Could you output each line of the data that follows exactly?
· · ·
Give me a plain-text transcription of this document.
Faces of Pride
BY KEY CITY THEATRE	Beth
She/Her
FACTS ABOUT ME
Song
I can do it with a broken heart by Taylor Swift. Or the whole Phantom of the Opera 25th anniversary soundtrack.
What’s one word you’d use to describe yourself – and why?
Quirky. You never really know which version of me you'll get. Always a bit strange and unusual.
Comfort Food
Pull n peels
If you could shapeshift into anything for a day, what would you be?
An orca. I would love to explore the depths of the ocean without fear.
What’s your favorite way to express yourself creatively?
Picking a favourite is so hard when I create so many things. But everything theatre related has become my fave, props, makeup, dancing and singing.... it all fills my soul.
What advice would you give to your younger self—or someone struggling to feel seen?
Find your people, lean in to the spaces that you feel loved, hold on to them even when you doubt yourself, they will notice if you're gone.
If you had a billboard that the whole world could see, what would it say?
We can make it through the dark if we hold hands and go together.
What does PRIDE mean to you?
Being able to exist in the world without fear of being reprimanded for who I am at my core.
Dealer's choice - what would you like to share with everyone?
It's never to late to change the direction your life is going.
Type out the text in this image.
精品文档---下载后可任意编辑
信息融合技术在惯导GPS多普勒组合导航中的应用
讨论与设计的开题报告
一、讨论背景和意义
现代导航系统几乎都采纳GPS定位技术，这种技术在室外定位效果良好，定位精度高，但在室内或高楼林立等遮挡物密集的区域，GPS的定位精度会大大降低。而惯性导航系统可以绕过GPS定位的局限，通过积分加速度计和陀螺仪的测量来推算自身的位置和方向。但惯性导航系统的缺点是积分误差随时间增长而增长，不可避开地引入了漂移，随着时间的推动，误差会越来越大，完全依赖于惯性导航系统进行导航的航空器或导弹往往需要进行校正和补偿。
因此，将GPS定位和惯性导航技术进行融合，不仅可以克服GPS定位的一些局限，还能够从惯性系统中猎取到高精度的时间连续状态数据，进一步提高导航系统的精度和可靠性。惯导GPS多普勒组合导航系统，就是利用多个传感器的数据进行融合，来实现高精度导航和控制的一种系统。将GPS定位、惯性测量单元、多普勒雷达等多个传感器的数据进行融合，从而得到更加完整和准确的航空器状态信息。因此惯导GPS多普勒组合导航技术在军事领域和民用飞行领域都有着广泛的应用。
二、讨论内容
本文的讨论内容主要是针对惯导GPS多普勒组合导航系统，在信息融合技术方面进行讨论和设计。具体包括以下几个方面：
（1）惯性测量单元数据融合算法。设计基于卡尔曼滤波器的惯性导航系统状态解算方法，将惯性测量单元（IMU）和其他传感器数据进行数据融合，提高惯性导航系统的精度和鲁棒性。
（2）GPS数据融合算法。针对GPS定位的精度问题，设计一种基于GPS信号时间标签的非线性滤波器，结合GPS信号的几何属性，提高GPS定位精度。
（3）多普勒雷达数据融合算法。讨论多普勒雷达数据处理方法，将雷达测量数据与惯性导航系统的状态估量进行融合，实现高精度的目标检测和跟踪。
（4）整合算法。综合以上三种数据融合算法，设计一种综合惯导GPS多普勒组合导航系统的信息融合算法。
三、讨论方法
· · ·
▶ TASK ANSWER
Give me a plain-text transcription of this document.
Faces of Pride
BY KEY CITY THEATRE	Beth
She/Her
FACTS ABOUT ME
Song
I can do it with a broken heart by Taylor Swift. Or the whole Phantom of the Opera 25th anniversary soundtrack.
What’s one word you’d use to describe yourself – and why?
Quirky. You never really know which version of me you'll get. Always a bit strange and unusual.
Comfort Food
Pull n peels
If you could shapeshift into anything for a day, what would you be?
An orca. I would love to explore the depths of the ocean without fear.
What’s your favorite way to express yourself creatively?
Picking a favourite is so hard when I create so many things. But everything theatre related has become my fave, props, makeup, dancing and singing.... it all fills my soul.
What advice would you give to your younger self—or someone struggling to feel seen?
Find your people, lean in to the spaces that you feel loved, hold on to them even when you doubt yourself, they will notice if you're gone.
If you had a billboard that the whole world could see, what would it say?
We can make it through the dark if we hold hands and go together.
What does PRIDE mean to you?
Being able to exist in the world without fear of being reprimanded for who I am at my core.
Dealer's choice - what would you like to share with everyone?
It's never to late to change the direction your life is going.
Type out the text in this image.
精品文档---下载后可任意编辑
信息融合技术在惯导GPS多普勒组合导航中的应用
讨论与设计的开题报告
一、讨论背景和意义
现代导航系统几乎都采纳GPS定位技术，这种技术在室外定位效果良好，定位精度高，但在室内或高楼林立等遮挡物密集的区域，GPS的定位精度会大大降低。而惯性导航系统可以绕过GPS定位的局限，通过积分加速度计和陀螺仪的测量来推算自身的位置和方向。但惯性导航系统的缺点是积分误差随时间增长而增长，不可避开地引入了漂移，随着时间的推动，误差会越来越大，完全依赖于惯性导航系统进行导航的航空器或导弹往往需要进行校正和补偿。
因此，将GPS定位和惯性导航技术进行融合，不仅可以克服GPS定位的一些局限，还能够从惯性系统中猎取到高精度的时间连续状态数据，进一步提高导航系统的精度和可靠性。惯导GPS多普勒组合导航系统，就是利用多个传感器的数据进行融合，来实现高精度导航和控制的一种系统。将GPS定位、惯性测量单元、多普勒雷达等多个传感器的数据进行融合，从而得到更加完整和准确的航空器状态信息。因此惯导GPS多普勒组合导航技术在军事领域和民用飞行领域都有着广泛的应用。
二、讨论内容
本文的讨论内容主要是针对惯导GPS多普勒组合导航系统，在信息融合技术方面进行讨论和设计。具体包括以下几个方面：
（1）惯性测量单元数据融合算法。设计基于卡尔曼滤波器的惯性导航系统状态解算方法，将惯性测量单元（IMU）和其他传感器数据进行数据融合，提高惯性导航系统的精度和鲁棒性。
（2）GPS数据融合算法。针对GPS定位的精度问题，设计一种基于GPS信号时间标签的非线性滤波器，结合GPS信号的几何属性，提高GPS定位精度。
（3）多普勒雷达数据融合算法。讨论多普勒雷达数据处理方法，将雷达测量数据与惯性导航系统的状态估量进行融合，实现高精度的目标检测和跟踪。
（4）整合算法。综合以上三种数据融合算法，设计一种综合惯导GPS多普勒组合导航系统的信息融合算法。
三、讨论方法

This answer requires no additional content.